Task to carry out -
Reproduce all of the data word for word.

Source data -
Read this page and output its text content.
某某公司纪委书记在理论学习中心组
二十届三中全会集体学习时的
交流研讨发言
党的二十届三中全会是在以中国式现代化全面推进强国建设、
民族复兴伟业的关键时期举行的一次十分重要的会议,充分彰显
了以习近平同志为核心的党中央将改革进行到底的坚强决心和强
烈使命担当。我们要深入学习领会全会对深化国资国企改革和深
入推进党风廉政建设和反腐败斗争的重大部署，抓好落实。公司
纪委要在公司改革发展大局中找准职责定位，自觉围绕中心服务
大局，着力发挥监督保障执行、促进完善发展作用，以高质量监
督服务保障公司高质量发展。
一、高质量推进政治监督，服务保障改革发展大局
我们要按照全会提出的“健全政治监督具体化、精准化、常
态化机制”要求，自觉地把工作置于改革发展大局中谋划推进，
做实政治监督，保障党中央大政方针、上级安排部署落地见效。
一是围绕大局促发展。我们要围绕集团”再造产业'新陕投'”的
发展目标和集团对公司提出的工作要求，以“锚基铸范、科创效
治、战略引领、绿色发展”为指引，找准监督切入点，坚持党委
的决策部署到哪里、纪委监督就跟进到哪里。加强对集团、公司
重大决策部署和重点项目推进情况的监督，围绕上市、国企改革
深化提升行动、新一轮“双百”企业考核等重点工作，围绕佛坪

Written answer -
Read this page and output its text content.
某某公司纪委书记在理论学习中心组
二十届三中全会集体学习时的
交流研讨发言
党的二十届三中全会是在以中国式现代化全面推进强国建设、
民族复兴伟业的关键时期举行的一次十分重要的会议,充分彰显
了以习近平同志为核心的党中央将改革进行到底的坚强决心和强
烈使命担当。我们要深入学习领会全会对深化国资国企改革和深
入推进党风廉政建设和反腐败斗争的重大部署，抓好落实。公司
纪委要在公司改革发展大局中找准职责定位，自觉围绕中心服务
大局，着力发挥监督保障执行、促进完善发展作用，以高质量监
督服务保障公司高质量发展。
一、高质量推进政治监督，服务保障改革发展大局
我们要按照全会提出的“健全政治监督具体化、精准化、常
态化机制”要求，自觉地把工作置于改革发展大局中谋划推进，
做实政治监督，保障党中央大政方针、上级安排部署落地见效。
一是围绕大局促发展。我们要围绕集团”再造产业'新陕投'”的
发展目标和集团对公司提出的工作要求，以“锚基铸范、科创效
治、战略引领、绿色发展”为指引，找准监督切入点，坚持党委
的决策部署到哪里、纪委监督就跟进到哪里。加强对集团、公司
重大决策部署和重点项目推进情况的监督，围绕上市、国企改革
深化提升行动、新一轮“双百”企业考核等重点工作，围绕佛坪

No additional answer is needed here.